BEGIN TEXT EXTRACT
Editor’s note: This post originally appeared in Real Clear Markets on June 23, 2015.
Tax experts from around the world gathered two weeks ago in Washington DC to push forward a Euro-led project for the prevention of BEPS — base erosion and profit shifting. This project is aimed at getting multinational companies to locate facilities and jobs in real countries, instead of post office boxes in tax havens.
The corporate tax rates in Europe are already 10% to 15% lower than the 35% rate in the U.S. If Europe moves forward with BEPS, that will put more pressure on US large companies to move people and plants abroad — unless Congress substantially reduces the U.S. corporate tax rate.
While almost everyone wants to reduce the U.S. corporate tax from 35% to 25%, almost no industry is willing to give up its current tax preferences to achieve this rate reduction on a revenue neutral basis. This means that the national debt would not rise because revenues lost by rate reduction would be offset by revenues gained by restricting existing tax preferences.
Therefore, Congress should finance a substantial lowering of the U.S. corporate tax rate largely by reducing the tremendous bias in the current tax code for debt and against equity. Most importantly, companies may deduct interest paid on all their debt, but may not deduct any dividends paid on their shares. As a result, the effective tax rate on corporate debt is negative 6.4%, as compared to positive 35% for corporate equity, according to the Congressional Budget Office.
This tax bias for debt has major negative implications for the US economy. To begin with, this bias strongly encourages financial institutions and other firms to maximize their leverage — their debt relative to their equity. High leverage increases the risk of bankruptcy and magnifies any financial crisis because a business under pressure has little equity cushion to absorb losses.
END TEXT EXTRACT
▶ **WHAT TO PRODUCE**:
Please copy the corporate tax passage, beginning at "The corporate tax" and stopping after "existing tax preferences.", and swap in "the European Union" wherever "Europe" appears.
BEGIN RAW DATA
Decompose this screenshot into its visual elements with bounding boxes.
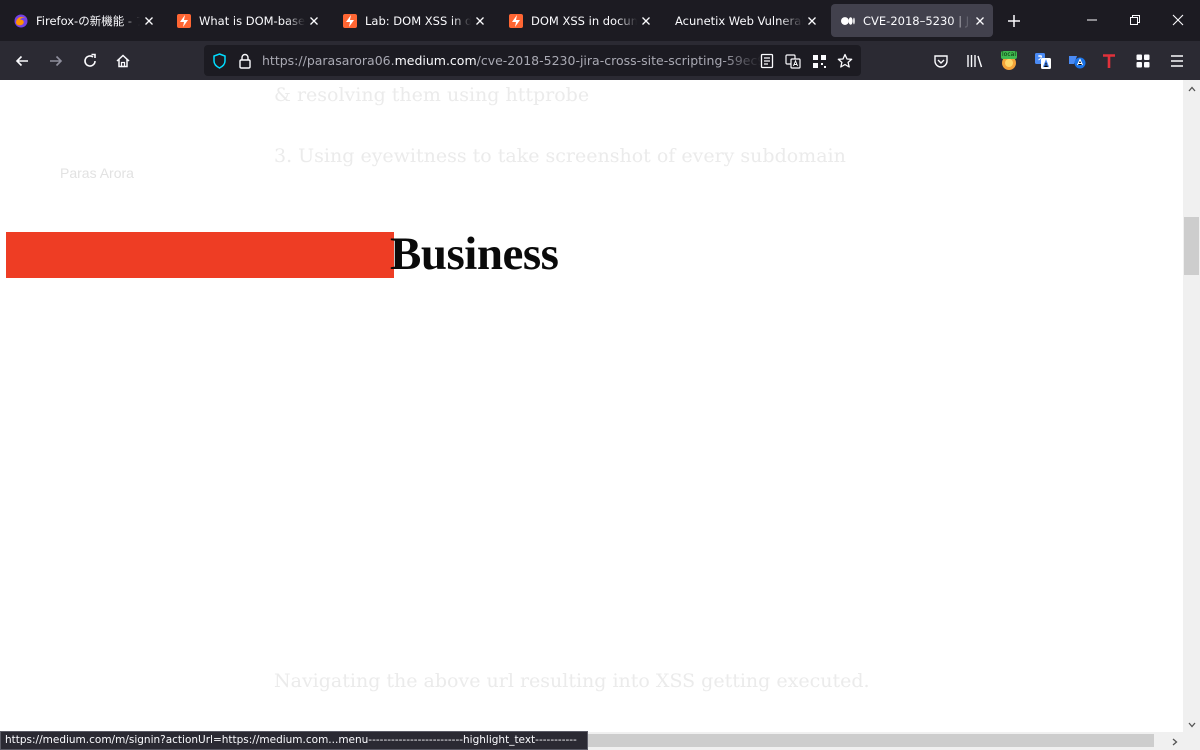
END RAW DATA
▶ **SOLUTION TO THIS PROBLEM**:
The corporate tax rates in the European Union are already 10% to 15% lower than the 35% rate in the U.S. If the European Union moves forward with BEPS, that will put more pressure on US large companies to move people and plants abroad — unless Congress substantially reduces the U.S. corporate tax rate.
While almost everyone wants to reduce the U.S. corporate tax from 35% to 25%, almost no industry is willing to give up its current tax preferences to achieve this rate reduction on a revenue neutral basis. This means that the national debt would not rise because revenues lost by rate reduction would be offset by revenues gained by restricting existing tax preferences.